** START OF Exercise materials **

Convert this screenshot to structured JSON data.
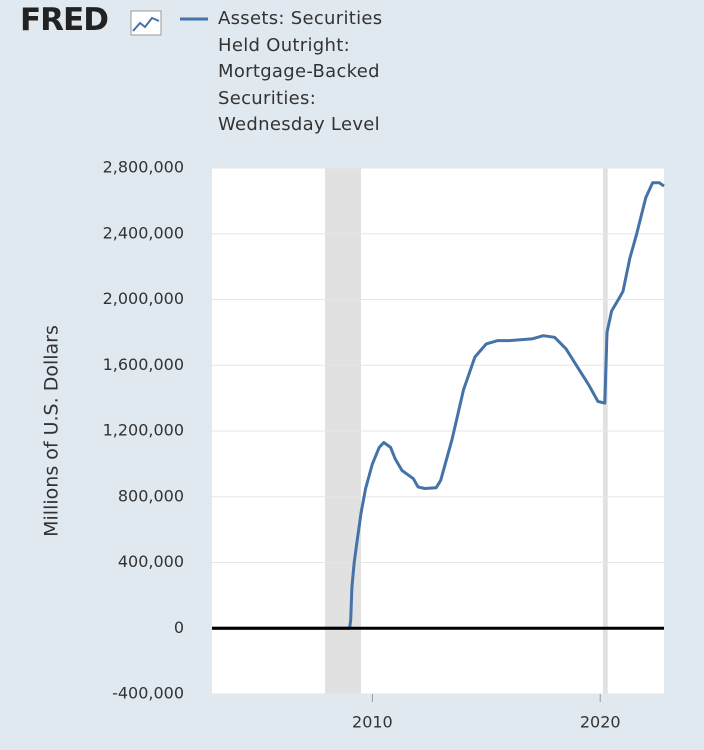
{
  "chart_data": {
    "type": "line",
    "logo": "FRED",
    "ylabel": "Millions of U.S. Dollars",
    "xlim": [
      2002.96,
      2022.8
    ],
    "xticks": [
      2010,
      2020
    ],
    "ylim": [
      -400000,
      2800000
    ],
    "yticks": [
      {
        "value": -400000,
        "label": "-400,000"
      },
      0,
      {
        "value": 400000,
        "label": "400,000"
      },
      {
        "value": 800000,
        "label": "800,000"
      },
      {
        "value": 1200000,
        "label": "1,200,000"
      },
      {
        "value": 1600000,
        "label": "1,600,000"
      },
      {
        "value": 2000000,
        "label": "2,000,000"
      },
      {
        "value": 2400000,
        "label": "2,400,000"
      },
      {
        "value": 2800000,
        "label": "2,800,000"
      }
    ],
    "grid": true,
    "recessions": [
      [
        2007.92,
        2009.5
      ],
      [
        2020.12,
        2020.33
      ]
    ],
    "series": [
      {
        "name": "Assets: Securities Held Outright: Mortgage-Backed Securities: Wednesday Level",
        "color": "#4572a7",
        "x": [
          2002.96,
          2005,
          2008,
          2009.0,
          2009.05,
          2009.1,
          2009.2,
          2009.3,
          2009.5,
          2009.7,
          2010.0,
          2010.3,
          2010.5,
          2010.8,
          2011.0,
          2011.3,
          2011.8,
          2012.0,
          2012.3,
          2012.8,
          2013.0,
          2013.5,
          2014.0,
          2014.5,
          2015.0,
          2015.5,
          2016.0,
          2017.0,
          2017.5,
          2018.0,
          2018.5,
          2019.0,
          2019.5,
          2019.9,
          2020.2,
          2020.3,
          2020.5,
          2020.8,
          2021.0,
          2021.3,
          2021.6,
          2022.0,
          2022.3,
          2022.6,
          2022.8
        ],
        "values": [
          0,
          0,
          0,
          0,
          50000,
          250000,
          400000,
          500000,
          700000,
          850000,
          1000000,
          1100000,
          1130000,
          1100000,
          1030000,
          960000,
          910000,
          860000,
          850000,
          855000,
          900000,
          1150000,
          1450000,
          1650000,
          1730000,
          1750000,
          1750000,
          1760000,
          1780000,
          1770000,
          1700000,
          1590000,
          1480000,
          1380000,
          1370000,
          1800000,
          1930000,
          2000000,
          2050000,
          2250000,
          2400000,
          2620000,
          2710000,
          2710000,
          2690000
        ]
      }
    ]
  }
}
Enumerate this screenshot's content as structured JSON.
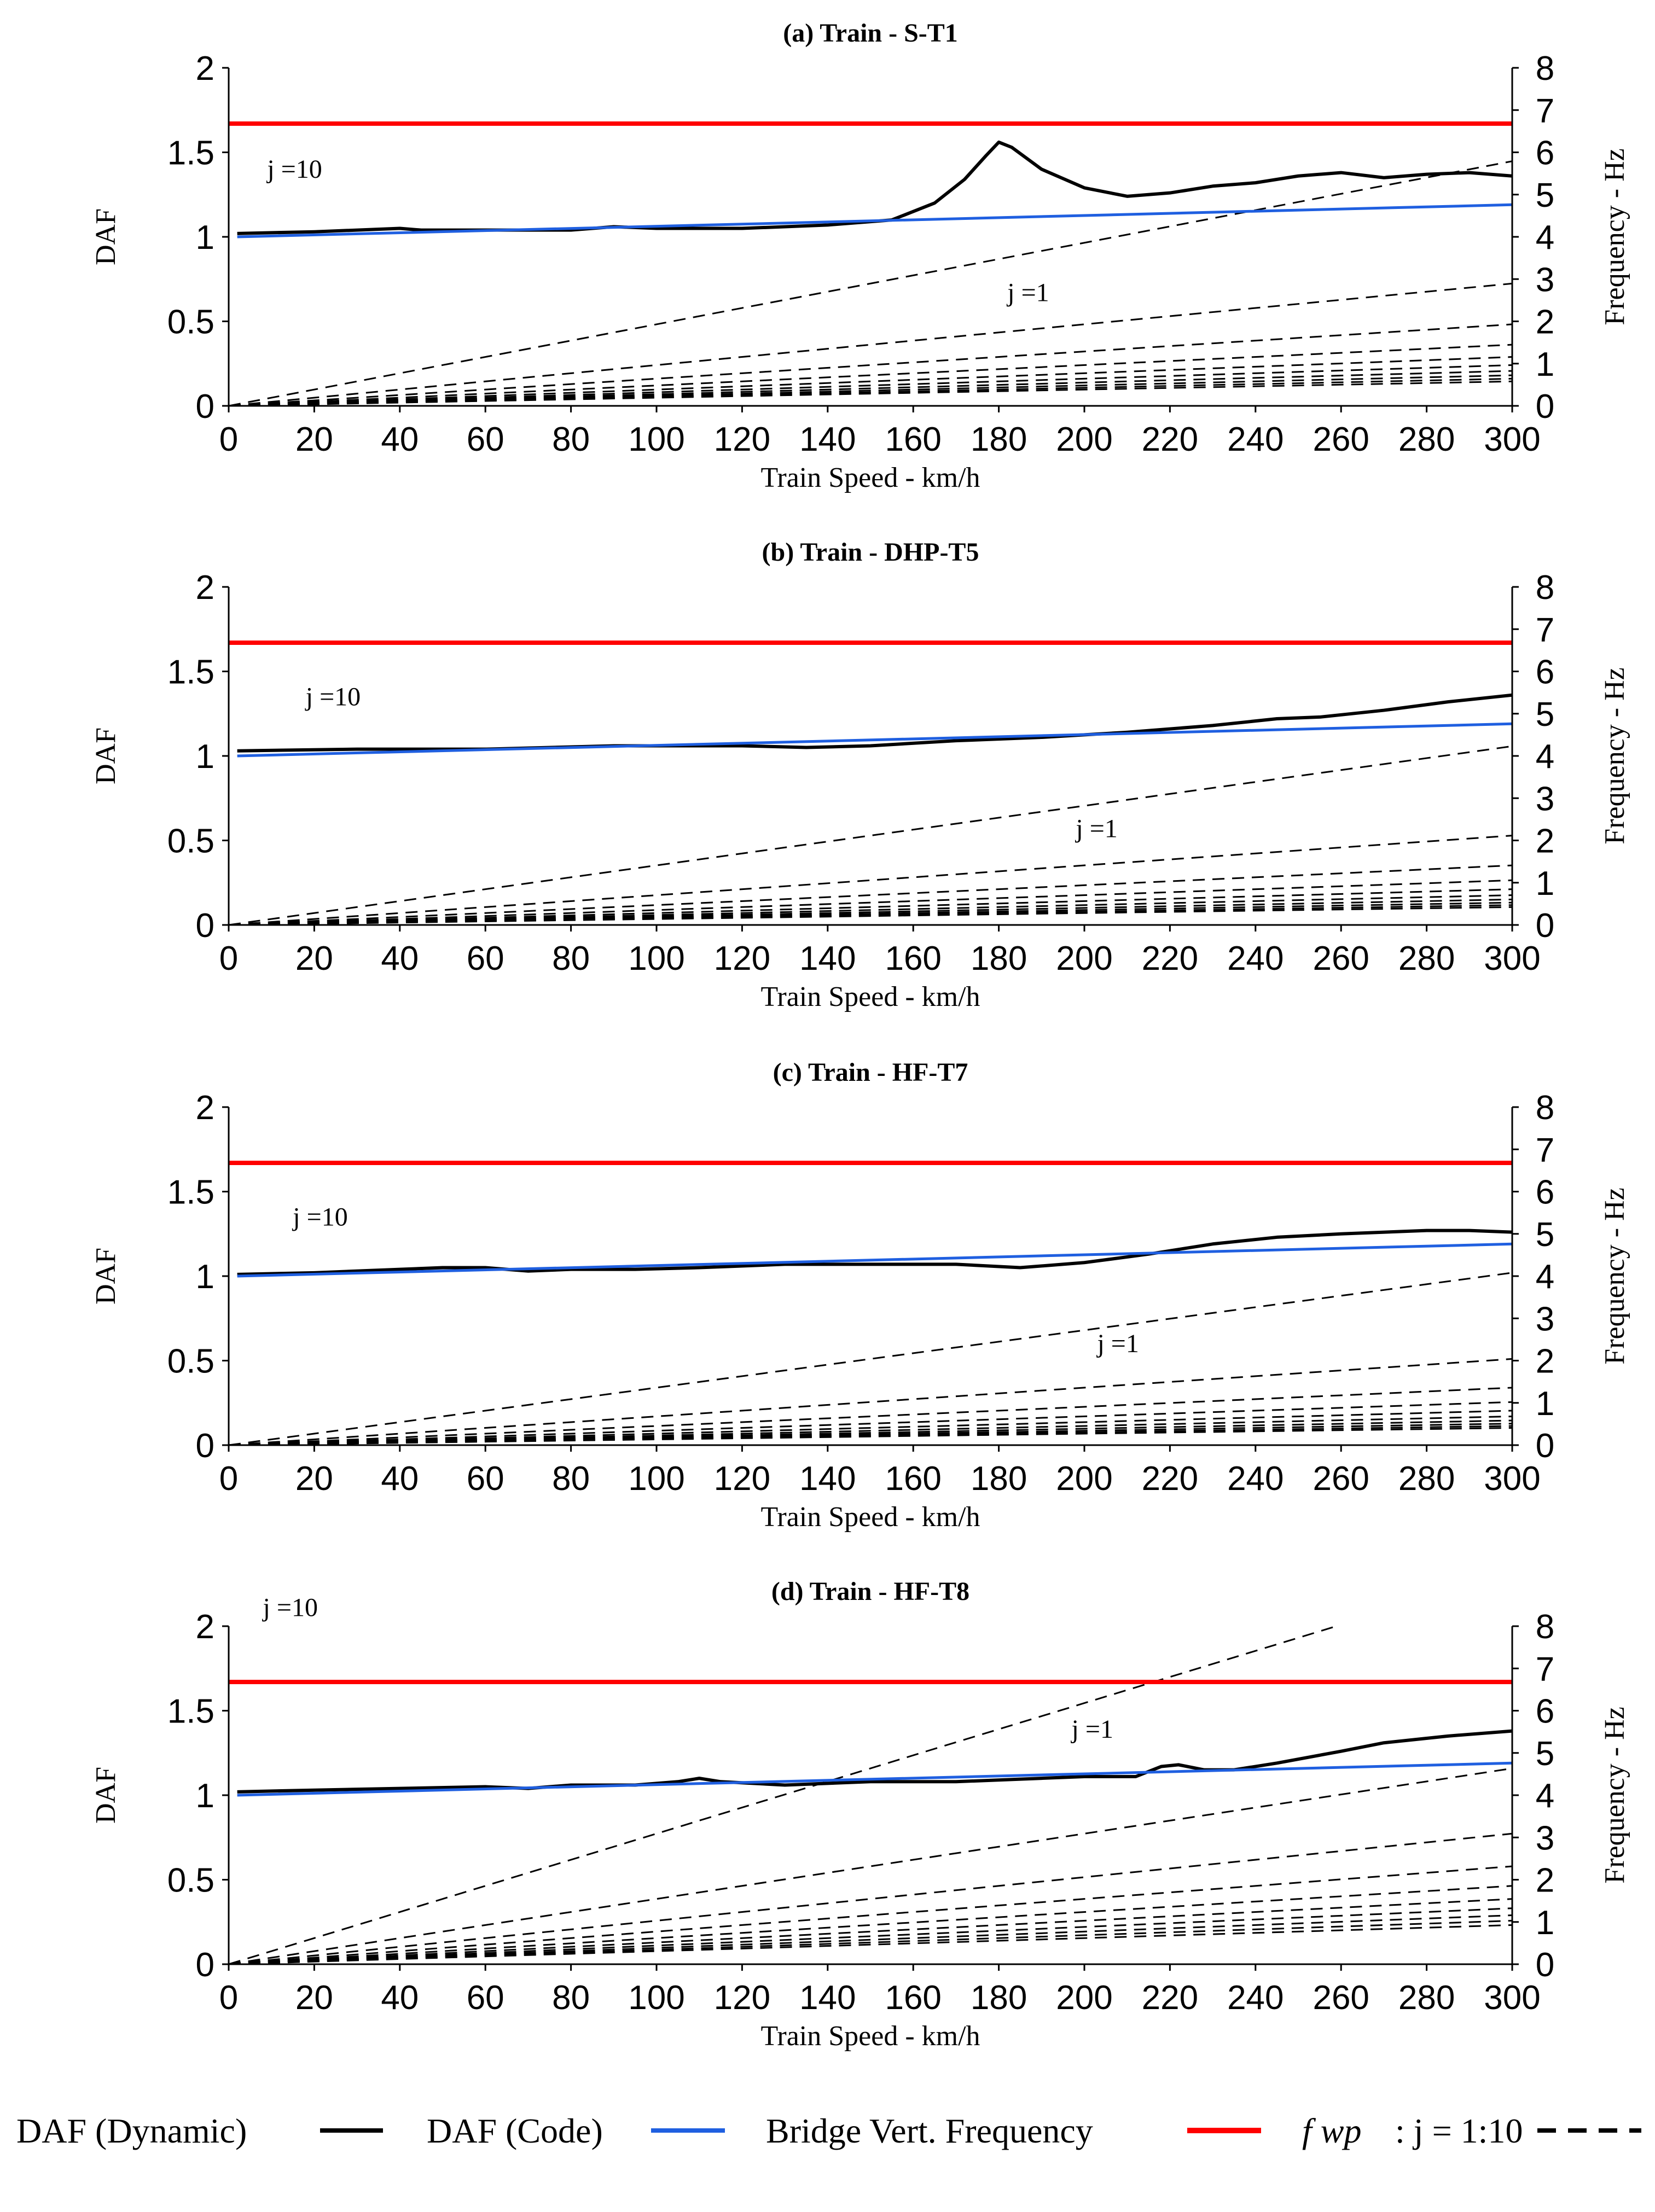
{
  "chart_data": [
    {
      "type": "line",
      "title": "(a) Train - S-T1",
      "xlabel": "Train Speed - km/h",
      "ylabel": "DAF",
      "y2label": "Frequency - Hz",
      "xlim": [
        0,
        300
      ],
      "ylim": [
        0,
        2
      ],
      "y2lim": [
        0,
        8
      ],
      "xticks": [
        0,
        20,
        40,
        60,
        80,
        100,
        120,
        140,
        160,
        180,
        200,
        220,
        240,
        260,
        280,
        300
      ],
      "yticks": [
        0,
        0.5,
        1,
        1.5,
        2
      ],
      "y2ticks": [
        0,
        1,
        2,
        3,
        4,
        5,
        6,
        7,
        8
      ],
      "bridge_frequency_hz": 6.68,
      "fwp_slope_hz_per_kmh": 0.0193,
      "annotations": [
        {
          "text": "j =10",
          "x": 9,
          "y": 1.35
        },
        {
          "text": "j =1",
          "x": 182,
          "y": 0.62
        }
      ],
      "series": [
        {
          "name": "DAF (Dynamic)",
          "x": [
            2,
            20,
            40,
            45,
            60,
            80,
            90,
            100,
            120,
            140,
            155,
            165,
            172,
            177,
            180,
            183,
            190,
            200,
            210,
            220,
            230,
            240,
            250,
            260,
            270,
            280,
            290,
            300
          ],
          "y": [
            1.02,
            1.03,
            1.05,
            1.04,
            1.04,
            1.04,
            1.06,
            1.05,
            1.05,
            1.07,
            1.1,
            1.2,
            1.34,
            1.48,
            1.56,
            1.53,
            1.4,
            1.29,
            1.24,
            1.26,
            1.3,
            1.32,
            1.36,
            1.38,
            1.35,
            1.37,
            1.38,
            1.36
          ]
        },
        {
          "name": "DAF (Code)",
          "x": [
            2,
            300
          ],
          "y": [
            1.0,
            1.19
          ]
        }
      ]
    },
    {
      "type": "line",
      "title": "(b) Train - DHP-T5",
      "xlabel": "Train Speed - km/h",
      "ylabel": "DAF",
      "y2label": "Frequency - Hz",
      "xlim": [
        0,
        300
      ],
      "ylim": [
        0,
        2
      ],
      "y2lim": [
        0,
        8
      ],
      "xticks": [
        0,
        20,
        40,
        60,
        80,
        100,
        120,
        140,
        160,
        180,
        200,
        220,
        240,
        260,
        280,
        300
      ],
      "yticks": [
        0,
        0.5,
        1,
        1.5,
        2
      ],
      "y2ticks": [
        0,
        1,
        2,
        3,
        4,
        5,
        6,
        7,
        8
      ],
      "bridge_frequency_hz": 6.68,
      "fwp_slope_hz_per_kmh": 0.0141,
      "annotations": [
        {
          "text": "j =10",
          "x": 18,
          "y": 1.3
        },
        {
          "text": "j =1",
          "x": 198,
          "y": 0.52
        }
      ],
      "series": [
        {
          "name": "DAF (Dynamic)",
          "x": [
            2,
            30,
            60,
            90,
            110,
            120,
            135,
            150,
            170,
            190,
            210,
            230,
            245,
            255,
            270,
            285,
            300
          ],
          "y": [
            1.03,
            1.04,
            1.04,
            1.06,
            1.06,
            1.06,
            1.05,
            1.06,
            1.09,
            1.11,
            1.14,
            1.18,
            1.22,
            1.23,
            1.27,
            1.32,
            1.36
          ]
        },
        {
          "name": "DAF (Code)",
          "x": [
            2,
            300
          ],
          "y": [
            1.0,
            1.19
          ]
        }
      ]
    },
    {
      "type": "line",
      "title": "(c) Train - HF-T7",
      "xlabel": "Train Speed - km/h",
      "ylabel": "DAF",
      "y2label": "Frequency - Hz",
      "xlim": [
        0,
        300
      ],
      "ylim": [
        0,
        2
      ],
      "y2lim": [
        0,
        8
      ],
      "xticks": [
        0,
        20,
        40,
        60,
        80,
        100,
        120,
        140,
        160,
        180,
        200,
        220,
        240,
        260,
        280,
        300
      ],
      "yticks": [
        0,
        0.5,
        1,
        1.5,
        2
      ],
      "y2ticks": [
        0,
        1,
        2,
        3,
        4,
        5,
        6,
        7,
        8
      ],
      "bridge_frequency_hz": 6.68,
      "fwp_slope_hz_per_kmh": 0.0136,
      "annotations": [
        {
          "text": "j =10",
          "x": 15,
          "y": 1.3
        },
        {
          "text": "j =1",
          "x": 203,
          "y": 0.55
        }
      ],
      "series": [
        {
          "name": "DAF (Dynamic)",
          "x": [
            2,
            20,
            40,
            50,
            60,
            70,
            80,
            95,
            110,
            130,
            150,
            170,
            185,
            200,
            215,
            230,
            245,
            260,
            280,
            290,
            300
          ],
          "y": [
            1.01,
            1.02,
            1.04,
            1.05,
            1.05,
            1.03,
            1.04,
            1.04,
            1.05,
            1.07,
            1.07,
            1.07,
            1.05,
            1.08,
            1.13,
            1.19,
            1.23,
            1.25,
            1.27,
            1.27,
            1.26
          ]
        },
        {
          "name": "DAF (Code)",
          "x": [
            2,
            300
          ],
          "y": [
            1.0,
            1.19
          ]
        }
      ]
    },
    {
      "type": "line",
      "title": "(d) Train - HF-T8",
      "xlabel": "Train Speed - km/h",
      "ylabel": "DAF",
      "y2label": "Frequency - Hz",
      "xlim": [
        0,
        300
      ],
      "ylim": [
        0,
        2
      ],
      "y2lim": [
        0,
        8
      ],
      "xticks": [
        0,
        20,
        40,
        60,
        80,
        100,
        120,
        140,
        160,
        180,
        200,
        220,
        240,
        260,
        280,
        300
      ],
      "yticks": [
        0,
        0.5,
        1,
        1.5,
        2
      ],
      "y2ticks": [
        0,
        1,
        2,
        3,
        4,
        5,
        6,
        7,
        8
      ],
      "bridge_frequency_hz": 6.68,
      "fwp_slope_hz_per_kmh": 0.0309,
      "annotations": [
        {
          "text": "j =10",
          "x": 8,
          "y": 2.06
        },
        {
          "text": "j =1",
          "x": 197,
          "y": 1.34
        }
      ],
      "series": [
        {
          "name": "DAF (Dynamic)",
          "x": [
            2,
            20,
            40,
            60,
            70,
            80,
            95,
            105,
            110,
            115,
            130,
            150,
            170,
            190,
            200,
            212,
            218,
            222,
            228,
            235,
            245,
            260,
            270,
            285,
            300
          ],
          "y": [
            1.02,
            1.03,
            1.04,
            1.05,
            1.04,
            1.06,
            1.06,
            1.08,
            1.1,
            1.08,
            1.06,
            1.08,
            1.08,
            1.1,
            1.11,
            1.11,
            1.17,
            1.18,
            1.15,
            1.15,
            1.19,
            1.26,
            1.31,
            1.35,
            1.38
          ]
        },
        {
          "name": "DAF (Code)",
          "x": [
            2,
            300
          ],
          "y": [
            1.0,
            1.19
          ]
        }
      ]
    }
  ],
  "legend": {
    "items": [
      {
        "label": "DAF (Dynamic)",
        "color": "#000000",
        "style": "solid"
      },
      {
        "label": "DAF (Code)",
        "color": "#1f5fe0",
        "style": "solid"
      },
      {
        "label": "Bridge Vert. Frequency",
        "color": "#ff0000",
        "style": "solid"
      },
      {
        "label": ": j = 1:10",
        "prefix": "f wp",
        "color": "#000000",
        "style": "dashed"
      }
    ]
  },
  "colors": {
    "dynamic": "#000000",
    "code": "#1f5fe0",
    "bridge": "#ff0000",
    "fwp": "#000000"
  }
}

** END OF Exercise materials **

→ **Request**: Pull out all lines containing the word "JSON" from the entries above.

→ **Finished exercise**:
Convert this screenshot to structured JSON data.
Enumerate this screenshot's content as structured JSON.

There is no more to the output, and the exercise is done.